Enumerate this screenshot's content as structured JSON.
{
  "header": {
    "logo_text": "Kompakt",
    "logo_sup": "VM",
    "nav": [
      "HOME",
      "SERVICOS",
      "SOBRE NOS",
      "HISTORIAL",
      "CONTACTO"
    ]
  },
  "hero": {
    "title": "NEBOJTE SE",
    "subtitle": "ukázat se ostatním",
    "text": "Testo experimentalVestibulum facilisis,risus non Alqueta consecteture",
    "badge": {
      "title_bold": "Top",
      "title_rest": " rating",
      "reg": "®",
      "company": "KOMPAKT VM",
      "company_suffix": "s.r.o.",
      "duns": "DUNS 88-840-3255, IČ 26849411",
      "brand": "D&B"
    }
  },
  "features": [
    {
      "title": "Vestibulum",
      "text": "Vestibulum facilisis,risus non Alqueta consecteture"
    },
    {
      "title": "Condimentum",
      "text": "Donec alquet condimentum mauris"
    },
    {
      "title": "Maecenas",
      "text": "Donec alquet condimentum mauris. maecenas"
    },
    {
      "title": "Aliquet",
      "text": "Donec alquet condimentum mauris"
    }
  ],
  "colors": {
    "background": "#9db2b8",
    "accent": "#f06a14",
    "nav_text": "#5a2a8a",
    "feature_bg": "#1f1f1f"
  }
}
------
| WHAT YOU NEED TO DO |
Search the records for the word "Alqueta" and copy every line where it occurs.

| FINAL RESULT |
    "text": "Testo experimentalVestibulum facilisis,risus non Alqueta consecteture",
      "text": "Vestibulum facilisis,risus non Alqueta consecteture"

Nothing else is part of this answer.